== Material to process ==
◇ ◇ ◇ ◇ ◇

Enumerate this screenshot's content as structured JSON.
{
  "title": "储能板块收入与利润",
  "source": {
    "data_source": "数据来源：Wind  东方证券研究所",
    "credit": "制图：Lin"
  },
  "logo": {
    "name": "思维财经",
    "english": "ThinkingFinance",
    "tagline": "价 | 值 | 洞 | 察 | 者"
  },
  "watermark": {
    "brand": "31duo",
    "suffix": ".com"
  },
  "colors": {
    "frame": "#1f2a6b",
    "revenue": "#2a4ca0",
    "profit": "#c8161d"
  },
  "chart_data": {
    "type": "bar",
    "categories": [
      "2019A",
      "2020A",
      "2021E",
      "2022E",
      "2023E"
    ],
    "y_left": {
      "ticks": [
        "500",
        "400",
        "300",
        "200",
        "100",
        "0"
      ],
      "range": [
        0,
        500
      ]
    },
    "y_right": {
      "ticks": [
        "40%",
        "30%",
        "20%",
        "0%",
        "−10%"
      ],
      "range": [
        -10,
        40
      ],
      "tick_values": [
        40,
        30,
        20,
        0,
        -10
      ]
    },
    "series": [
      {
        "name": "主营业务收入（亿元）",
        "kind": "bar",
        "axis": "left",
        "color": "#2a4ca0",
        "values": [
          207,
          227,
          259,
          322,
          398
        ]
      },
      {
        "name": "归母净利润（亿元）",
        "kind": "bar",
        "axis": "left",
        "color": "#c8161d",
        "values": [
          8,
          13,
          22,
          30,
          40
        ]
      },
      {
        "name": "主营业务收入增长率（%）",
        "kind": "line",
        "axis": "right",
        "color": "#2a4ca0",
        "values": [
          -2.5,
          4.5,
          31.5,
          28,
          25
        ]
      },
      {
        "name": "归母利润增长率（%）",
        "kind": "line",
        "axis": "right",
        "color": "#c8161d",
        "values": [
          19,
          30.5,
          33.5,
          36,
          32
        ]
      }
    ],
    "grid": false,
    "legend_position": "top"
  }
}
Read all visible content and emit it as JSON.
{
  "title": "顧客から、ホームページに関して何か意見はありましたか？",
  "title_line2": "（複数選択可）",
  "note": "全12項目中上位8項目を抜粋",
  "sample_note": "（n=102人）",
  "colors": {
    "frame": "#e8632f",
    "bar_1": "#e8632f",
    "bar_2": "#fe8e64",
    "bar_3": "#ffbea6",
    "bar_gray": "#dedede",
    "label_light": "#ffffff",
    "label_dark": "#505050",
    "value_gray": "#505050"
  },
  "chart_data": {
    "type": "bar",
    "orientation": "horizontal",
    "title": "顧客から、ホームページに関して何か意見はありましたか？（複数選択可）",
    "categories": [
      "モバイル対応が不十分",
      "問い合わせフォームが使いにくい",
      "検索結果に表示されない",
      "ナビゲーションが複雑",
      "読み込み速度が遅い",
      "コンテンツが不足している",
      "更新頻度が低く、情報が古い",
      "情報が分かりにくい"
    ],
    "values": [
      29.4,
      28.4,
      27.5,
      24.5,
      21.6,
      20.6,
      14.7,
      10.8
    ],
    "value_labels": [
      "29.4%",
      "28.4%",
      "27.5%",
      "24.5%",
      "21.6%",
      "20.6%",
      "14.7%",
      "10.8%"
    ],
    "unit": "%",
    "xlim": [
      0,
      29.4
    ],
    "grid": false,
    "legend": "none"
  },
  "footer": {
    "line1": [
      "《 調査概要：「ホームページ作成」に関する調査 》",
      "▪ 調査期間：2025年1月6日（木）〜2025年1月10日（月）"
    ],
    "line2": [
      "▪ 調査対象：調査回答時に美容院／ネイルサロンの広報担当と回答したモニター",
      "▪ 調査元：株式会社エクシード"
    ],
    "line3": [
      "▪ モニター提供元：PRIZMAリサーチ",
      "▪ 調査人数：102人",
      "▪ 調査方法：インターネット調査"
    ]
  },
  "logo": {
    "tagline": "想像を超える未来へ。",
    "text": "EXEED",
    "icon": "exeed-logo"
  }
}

◇ ◇ ◇ ◇ ◇

== Task requirements ==
Collect the complete line wherever the string "ホームページに関して何か意見はありましたか" appears in the records.

== Reply ==
  "title": "顧客から、ホームページに関して何か意見はありましたか？",
    "title": "顧客から、ホームページに関して何か意見はありましたか？（複数選択可）",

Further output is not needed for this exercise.